TEXT SHOWN.
BEGIN

Condensed Matter Physics Research
The principal goal of materials science is to understand, and predict, just what properties will result from the combination of particular types of atoms into bulk matter. Condensed matter research at UT draws on the strength of renowned experimentalists and theorists to solve these puzzles.
Other useful Web sites include the Correlated Electron Materials Group based at ORNL and the Correlated Electrons Group.
Theory |
Experiment |
Elbio Dagotto |
|
Adolfo Eguiluz |
|
Stephen Nagler (adjunct) |
|
David Singh (adjunct) |
Jian Shen (adjunct) |
Zhenyu Zhang |
|
|
Thomas Callcott |
PROGRAM OVERVIEW
EXPERIMENT:
The experimental group includes Pengcheng Dai, Norman Mannella, Stephen Nagler, Jian Shen, James Thompson, Hanno Weitering, and Professor Emeritus Thomas Callcott.

END

SUPPLIED DATA.
BEGIN

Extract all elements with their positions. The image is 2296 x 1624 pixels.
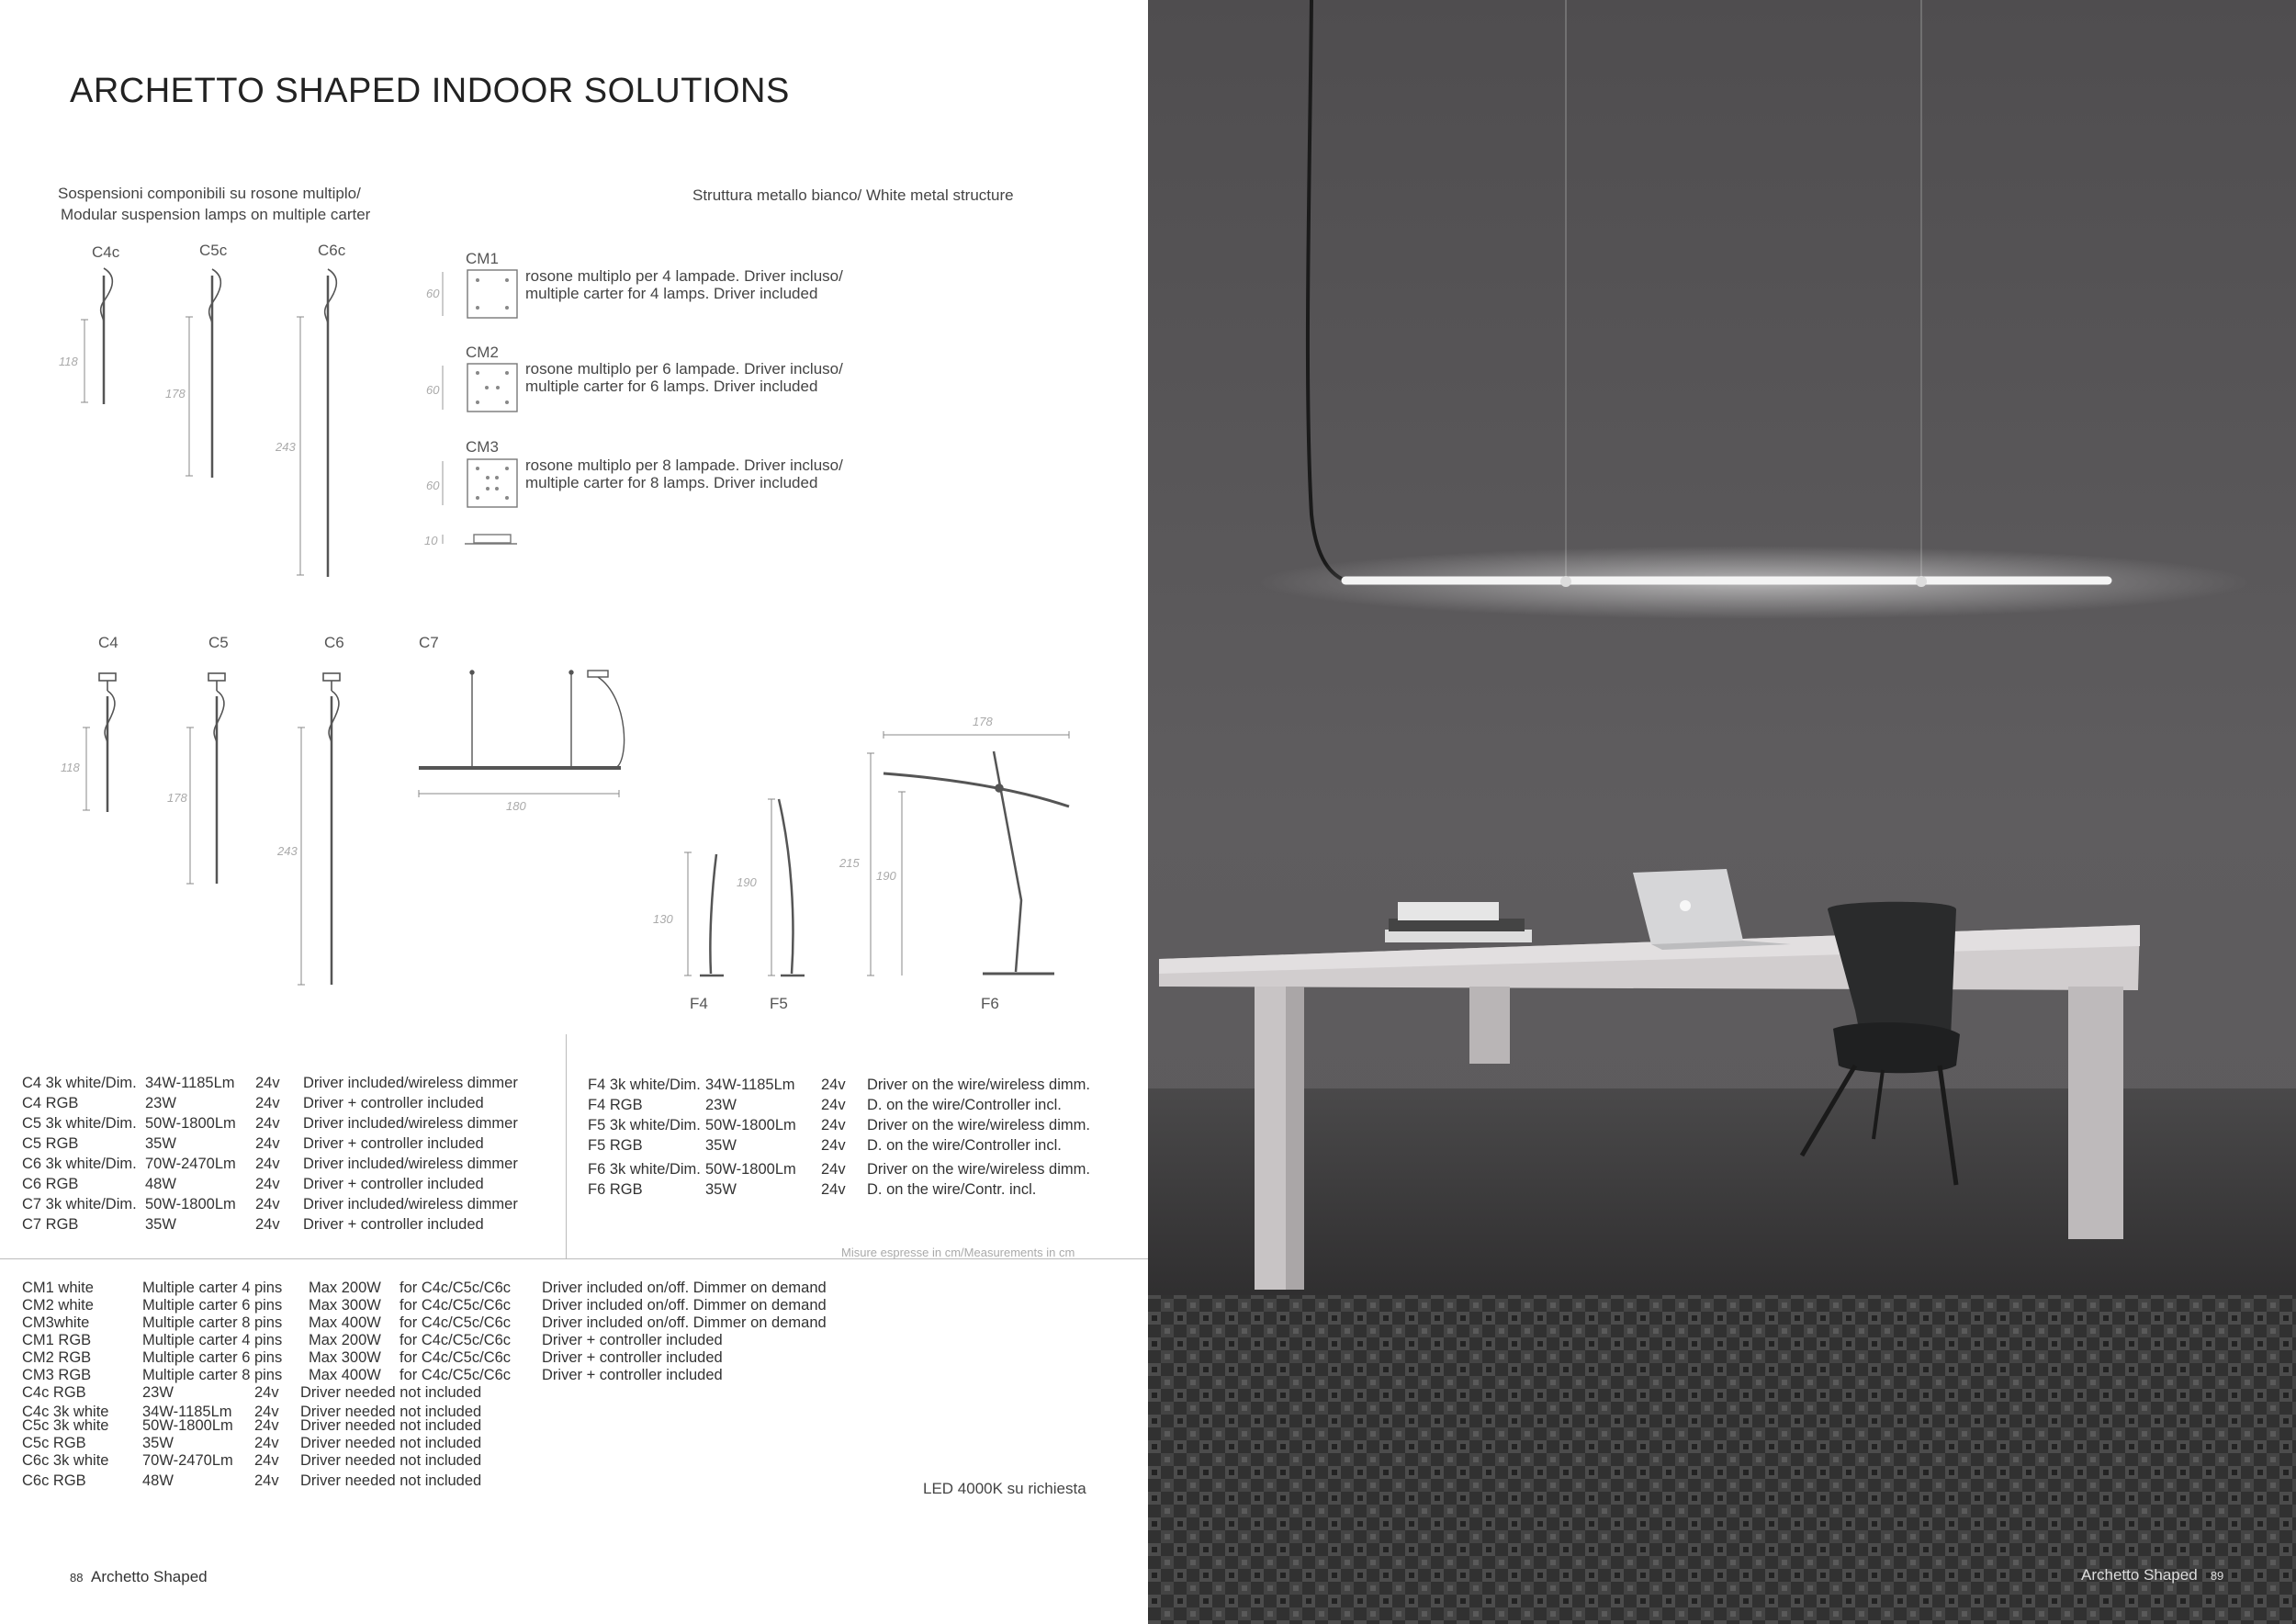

END

GIVEN INSTRUCTION 1.
Copy the condensed matter research page starting with "Condensed Matter Physics" and going on through "solve these puzzles.", switching "puzzles" to "problems".
GIVEN INSTRUCTION 2.
According to the condensed matter research page, where is the Correlated Electron Materials Group based?
The data stands apart from the condensed matter research page.

WORKED ANSWER 1.
Condensed Matter Physics Research
The principal goal of materials science is to understand, and predict, just what properties will result from the combination of particular types of atoms into bulk matter. Condensed matter research at UT draws on the strength of renowned experimentalists and theorists to solve these problems.

WORKED ANSWER 2.
ORNL